Records about charts and figures
● ● ● ● ●

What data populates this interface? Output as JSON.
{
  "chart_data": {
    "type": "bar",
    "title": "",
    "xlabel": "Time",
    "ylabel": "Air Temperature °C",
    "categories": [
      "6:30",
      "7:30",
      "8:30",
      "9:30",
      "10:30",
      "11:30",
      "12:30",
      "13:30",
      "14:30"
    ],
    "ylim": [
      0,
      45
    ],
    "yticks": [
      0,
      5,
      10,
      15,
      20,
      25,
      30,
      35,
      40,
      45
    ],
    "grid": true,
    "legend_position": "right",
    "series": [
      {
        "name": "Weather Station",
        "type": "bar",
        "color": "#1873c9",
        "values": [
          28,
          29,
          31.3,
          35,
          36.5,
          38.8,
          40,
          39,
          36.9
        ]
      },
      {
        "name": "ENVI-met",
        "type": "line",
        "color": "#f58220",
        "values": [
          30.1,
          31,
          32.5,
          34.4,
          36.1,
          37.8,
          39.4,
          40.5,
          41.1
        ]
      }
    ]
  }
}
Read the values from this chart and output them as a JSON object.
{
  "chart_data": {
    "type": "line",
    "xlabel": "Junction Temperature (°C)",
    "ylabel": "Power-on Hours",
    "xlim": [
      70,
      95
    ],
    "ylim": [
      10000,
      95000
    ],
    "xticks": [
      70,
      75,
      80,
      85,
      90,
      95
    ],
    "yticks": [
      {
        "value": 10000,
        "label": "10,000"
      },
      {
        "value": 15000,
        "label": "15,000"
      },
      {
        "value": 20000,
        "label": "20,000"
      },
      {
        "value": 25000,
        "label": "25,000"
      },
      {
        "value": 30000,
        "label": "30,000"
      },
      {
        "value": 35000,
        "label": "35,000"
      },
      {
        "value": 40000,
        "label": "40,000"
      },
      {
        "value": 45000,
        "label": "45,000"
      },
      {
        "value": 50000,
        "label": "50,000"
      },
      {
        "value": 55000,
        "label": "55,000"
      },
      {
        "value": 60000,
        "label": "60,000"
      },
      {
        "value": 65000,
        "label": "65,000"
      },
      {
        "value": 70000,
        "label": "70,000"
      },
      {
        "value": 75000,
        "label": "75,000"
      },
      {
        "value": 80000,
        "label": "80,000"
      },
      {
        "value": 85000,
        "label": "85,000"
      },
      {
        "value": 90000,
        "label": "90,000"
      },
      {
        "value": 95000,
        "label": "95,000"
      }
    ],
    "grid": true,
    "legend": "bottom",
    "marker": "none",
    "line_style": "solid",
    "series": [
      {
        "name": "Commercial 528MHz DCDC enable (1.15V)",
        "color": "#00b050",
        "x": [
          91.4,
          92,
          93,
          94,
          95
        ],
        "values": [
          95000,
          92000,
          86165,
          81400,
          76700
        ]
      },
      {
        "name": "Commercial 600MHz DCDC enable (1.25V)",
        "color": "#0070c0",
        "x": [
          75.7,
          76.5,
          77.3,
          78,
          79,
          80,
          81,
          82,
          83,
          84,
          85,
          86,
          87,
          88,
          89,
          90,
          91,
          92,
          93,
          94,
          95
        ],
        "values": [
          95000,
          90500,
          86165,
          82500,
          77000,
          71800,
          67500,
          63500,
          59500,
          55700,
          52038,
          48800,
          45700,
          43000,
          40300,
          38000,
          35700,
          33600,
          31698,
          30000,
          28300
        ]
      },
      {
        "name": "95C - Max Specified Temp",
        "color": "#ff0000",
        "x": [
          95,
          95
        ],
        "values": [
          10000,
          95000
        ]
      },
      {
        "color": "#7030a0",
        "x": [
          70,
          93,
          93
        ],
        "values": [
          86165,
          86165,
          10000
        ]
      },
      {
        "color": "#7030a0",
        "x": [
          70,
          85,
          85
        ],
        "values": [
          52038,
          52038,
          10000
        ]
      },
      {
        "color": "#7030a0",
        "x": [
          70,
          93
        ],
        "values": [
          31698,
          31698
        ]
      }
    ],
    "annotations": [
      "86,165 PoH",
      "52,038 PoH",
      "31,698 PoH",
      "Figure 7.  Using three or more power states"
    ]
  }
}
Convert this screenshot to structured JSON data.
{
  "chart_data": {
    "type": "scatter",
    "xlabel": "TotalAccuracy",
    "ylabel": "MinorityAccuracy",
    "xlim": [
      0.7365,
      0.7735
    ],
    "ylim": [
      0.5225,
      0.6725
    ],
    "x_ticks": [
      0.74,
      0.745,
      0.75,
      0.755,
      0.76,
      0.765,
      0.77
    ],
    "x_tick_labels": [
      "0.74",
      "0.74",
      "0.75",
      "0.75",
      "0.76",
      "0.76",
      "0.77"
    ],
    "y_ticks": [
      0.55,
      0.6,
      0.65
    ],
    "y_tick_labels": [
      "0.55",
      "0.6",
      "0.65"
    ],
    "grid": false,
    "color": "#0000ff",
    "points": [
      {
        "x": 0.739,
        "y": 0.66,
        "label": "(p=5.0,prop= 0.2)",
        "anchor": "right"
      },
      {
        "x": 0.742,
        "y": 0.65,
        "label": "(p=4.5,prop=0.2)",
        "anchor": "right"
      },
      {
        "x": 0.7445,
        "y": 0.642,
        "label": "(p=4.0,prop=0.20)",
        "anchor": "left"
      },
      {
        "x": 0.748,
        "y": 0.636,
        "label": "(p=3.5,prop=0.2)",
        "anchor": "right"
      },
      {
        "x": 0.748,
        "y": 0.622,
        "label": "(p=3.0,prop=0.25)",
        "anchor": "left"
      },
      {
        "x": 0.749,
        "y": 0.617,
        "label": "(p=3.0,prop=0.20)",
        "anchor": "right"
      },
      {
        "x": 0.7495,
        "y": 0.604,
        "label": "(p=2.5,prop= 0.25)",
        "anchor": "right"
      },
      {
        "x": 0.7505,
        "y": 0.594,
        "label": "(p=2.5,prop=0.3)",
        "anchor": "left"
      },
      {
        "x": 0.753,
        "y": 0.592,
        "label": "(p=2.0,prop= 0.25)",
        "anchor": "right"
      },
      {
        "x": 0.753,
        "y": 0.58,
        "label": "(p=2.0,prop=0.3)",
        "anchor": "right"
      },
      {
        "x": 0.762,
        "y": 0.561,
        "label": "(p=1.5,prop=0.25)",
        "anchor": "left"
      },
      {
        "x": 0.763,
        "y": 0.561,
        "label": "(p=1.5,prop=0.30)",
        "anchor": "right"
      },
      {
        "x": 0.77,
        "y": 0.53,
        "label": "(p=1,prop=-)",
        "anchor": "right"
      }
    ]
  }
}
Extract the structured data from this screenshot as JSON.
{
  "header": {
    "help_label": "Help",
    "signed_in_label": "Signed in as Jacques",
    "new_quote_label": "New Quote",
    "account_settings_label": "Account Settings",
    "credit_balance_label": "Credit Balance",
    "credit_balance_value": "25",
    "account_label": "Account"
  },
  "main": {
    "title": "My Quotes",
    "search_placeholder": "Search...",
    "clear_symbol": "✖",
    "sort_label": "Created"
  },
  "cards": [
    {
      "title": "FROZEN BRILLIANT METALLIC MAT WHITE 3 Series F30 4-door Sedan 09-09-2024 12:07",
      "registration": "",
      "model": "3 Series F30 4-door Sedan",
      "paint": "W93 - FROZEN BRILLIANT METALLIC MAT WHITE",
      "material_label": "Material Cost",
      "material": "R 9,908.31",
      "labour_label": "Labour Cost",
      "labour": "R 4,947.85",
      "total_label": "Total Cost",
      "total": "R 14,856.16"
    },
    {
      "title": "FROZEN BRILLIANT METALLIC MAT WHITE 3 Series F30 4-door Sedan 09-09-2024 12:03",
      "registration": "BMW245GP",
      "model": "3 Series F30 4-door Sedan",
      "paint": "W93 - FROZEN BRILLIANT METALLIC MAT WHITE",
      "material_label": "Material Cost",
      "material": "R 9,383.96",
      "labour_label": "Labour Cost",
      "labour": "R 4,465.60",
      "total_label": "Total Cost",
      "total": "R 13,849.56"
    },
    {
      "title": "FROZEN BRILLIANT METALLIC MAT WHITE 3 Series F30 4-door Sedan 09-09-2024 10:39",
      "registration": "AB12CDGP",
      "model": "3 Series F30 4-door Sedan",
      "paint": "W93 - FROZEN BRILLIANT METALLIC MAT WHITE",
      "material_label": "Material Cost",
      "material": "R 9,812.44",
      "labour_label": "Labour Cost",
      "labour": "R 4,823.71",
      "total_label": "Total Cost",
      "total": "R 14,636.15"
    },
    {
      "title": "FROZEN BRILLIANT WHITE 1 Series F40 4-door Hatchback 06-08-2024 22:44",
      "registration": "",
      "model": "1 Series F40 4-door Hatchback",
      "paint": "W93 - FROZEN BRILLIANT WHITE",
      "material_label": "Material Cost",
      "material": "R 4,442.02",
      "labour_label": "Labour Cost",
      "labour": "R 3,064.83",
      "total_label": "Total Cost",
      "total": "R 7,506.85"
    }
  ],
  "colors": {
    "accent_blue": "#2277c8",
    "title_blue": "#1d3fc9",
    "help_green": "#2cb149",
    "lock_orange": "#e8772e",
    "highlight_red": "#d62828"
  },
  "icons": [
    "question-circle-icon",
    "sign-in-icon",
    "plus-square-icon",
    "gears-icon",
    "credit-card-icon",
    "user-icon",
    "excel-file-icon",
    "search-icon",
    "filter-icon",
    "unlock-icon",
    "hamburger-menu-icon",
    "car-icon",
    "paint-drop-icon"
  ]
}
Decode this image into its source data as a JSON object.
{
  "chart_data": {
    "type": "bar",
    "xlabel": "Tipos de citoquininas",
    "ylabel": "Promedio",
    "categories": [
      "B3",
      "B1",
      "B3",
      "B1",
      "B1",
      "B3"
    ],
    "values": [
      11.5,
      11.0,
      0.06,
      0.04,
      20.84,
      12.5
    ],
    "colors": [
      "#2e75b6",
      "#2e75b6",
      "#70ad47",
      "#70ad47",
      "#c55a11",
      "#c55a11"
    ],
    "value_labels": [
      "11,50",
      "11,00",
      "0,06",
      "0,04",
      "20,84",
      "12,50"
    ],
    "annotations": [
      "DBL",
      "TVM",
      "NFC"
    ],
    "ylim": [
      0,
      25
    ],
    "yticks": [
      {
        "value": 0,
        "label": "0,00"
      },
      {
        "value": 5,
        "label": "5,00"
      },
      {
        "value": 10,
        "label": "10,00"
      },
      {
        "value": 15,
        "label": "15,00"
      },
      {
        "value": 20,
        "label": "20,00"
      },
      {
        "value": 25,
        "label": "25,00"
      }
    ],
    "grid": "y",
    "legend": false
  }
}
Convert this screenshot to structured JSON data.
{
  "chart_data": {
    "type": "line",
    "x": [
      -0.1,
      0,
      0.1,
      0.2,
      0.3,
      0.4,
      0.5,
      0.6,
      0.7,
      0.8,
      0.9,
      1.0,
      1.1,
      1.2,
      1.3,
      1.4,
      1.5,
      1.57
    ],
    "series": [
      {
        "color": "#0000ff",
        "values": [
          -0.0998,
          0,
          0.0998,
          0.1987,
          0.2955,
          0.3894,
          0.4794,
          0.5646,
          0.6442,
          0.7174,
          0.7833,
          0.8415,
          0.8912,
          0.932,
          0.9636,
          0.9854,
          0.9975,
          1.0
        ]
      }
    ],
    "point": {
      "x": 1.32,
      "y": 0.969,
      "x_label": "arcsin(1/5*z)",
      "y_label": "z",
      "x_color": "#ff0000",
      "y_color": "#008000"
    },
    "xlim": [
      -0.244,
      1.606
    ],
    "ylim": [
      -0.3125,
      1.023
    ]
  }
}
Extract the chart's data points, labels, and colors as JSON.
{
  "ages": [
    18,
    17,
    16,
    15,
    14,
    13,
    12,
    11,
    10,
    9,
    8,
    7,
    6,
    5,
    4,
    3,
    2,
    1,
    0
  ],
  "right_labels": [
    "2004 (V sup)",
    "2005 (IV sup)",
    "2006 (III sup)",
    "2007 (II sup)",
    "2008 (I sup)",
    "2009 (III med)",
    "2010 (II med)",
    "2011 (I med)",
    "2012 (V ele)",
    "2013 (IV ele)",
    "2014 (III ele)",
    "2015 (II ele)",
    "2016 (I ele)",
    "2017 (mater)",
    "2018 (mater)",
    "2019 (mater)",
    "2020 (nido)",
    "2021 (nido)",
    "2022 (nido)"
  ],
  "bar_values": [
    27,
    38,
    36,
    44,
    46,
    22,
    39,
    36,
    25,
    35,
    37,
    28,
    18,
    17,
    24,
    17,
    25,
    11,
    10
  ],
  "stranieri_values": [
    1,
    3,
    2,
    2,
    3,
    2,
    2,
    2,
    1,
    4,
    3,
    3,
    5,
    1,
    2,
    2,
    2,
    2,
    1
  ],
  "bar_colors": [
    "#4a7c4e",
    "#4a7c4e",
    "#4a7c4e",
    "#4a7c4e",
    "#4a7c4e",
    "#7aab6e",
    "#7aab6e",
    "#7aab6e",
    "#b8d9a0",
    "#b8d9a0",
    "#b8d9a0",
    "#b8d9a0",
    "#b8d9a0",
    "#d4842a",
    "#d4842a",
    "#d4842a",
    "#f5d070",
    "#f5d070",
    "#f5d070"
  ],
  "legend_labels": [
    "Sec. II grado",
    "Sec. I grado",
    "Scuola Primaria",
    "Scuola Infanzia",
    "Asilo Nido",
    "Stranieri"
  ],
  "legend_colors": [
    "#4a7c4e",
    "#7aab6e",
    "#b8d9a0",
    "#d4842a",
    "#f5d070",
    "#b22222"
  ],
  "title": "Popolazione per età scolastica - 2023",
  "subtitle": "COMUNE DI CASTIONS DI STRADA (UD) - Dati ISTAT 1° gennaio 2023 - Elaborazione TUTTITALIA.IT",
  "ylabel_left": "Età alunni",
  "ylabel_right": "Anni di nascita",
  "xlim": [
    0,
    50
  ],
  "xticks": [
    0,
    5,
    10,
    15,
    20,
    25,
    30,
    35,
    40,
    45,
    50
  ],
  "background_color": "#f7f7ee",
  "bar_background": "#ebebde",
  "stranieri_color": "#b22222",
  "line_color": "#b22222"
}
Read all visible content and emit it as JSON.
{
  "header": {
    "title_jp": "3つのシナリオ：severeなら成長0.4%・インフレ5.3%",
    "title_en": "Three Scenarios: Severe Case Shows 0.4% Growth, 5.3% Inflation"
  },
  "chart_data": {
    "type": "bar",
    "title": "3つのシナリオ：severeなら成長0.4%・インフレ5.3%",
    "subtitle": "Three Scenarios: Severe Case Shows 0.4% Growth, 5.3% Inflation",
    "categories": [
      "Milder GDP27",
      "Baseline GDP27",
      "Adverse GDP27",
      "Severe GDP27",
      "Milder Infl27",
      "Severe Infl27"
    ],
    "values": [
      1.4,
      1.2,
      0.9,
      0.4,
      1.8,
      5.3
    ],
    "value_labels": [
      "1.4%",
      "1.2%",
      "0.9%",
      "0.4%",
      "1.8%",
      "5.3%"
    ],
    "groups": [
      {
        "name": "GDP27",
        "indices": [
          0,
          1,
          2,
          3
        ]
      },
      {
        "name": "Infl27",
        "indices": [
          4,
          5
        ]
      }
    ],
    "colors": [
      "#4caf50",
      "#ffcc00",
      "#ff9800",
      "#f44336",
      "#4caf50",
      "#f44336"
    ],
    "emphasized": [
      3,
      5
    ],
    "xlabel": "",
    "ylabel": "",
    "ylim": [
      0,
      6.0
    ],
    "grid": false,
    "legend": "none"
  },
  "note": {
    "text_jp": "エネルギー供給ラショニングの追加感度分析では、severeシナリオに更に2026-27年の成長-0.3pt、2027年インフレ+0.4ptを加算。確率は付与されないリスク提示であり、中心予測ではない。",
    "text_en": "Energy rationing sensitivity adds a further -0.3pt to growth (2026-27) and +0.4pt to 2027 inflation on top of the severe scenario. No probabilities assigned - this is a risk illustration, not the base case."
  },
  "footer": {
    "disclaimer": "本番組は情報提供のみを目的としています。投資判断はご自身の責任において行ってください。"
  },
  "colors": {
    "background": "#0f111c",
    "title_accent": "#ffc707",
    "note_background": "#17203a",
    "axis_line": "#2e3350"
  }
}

● ● ● ● ●

# EXERCISE INSTRUCTIONS:
Pick out the lines containing the string "Scenarios".

# THE OUTPUT:
    "title_en": "Three Scenarios: Severe Case Shows 0.4% Growth, 5.3% Inflation"
    "subtitle": "Three Scenarios: Severe Case Shows 0.4% Growth, 5.3% Inflation",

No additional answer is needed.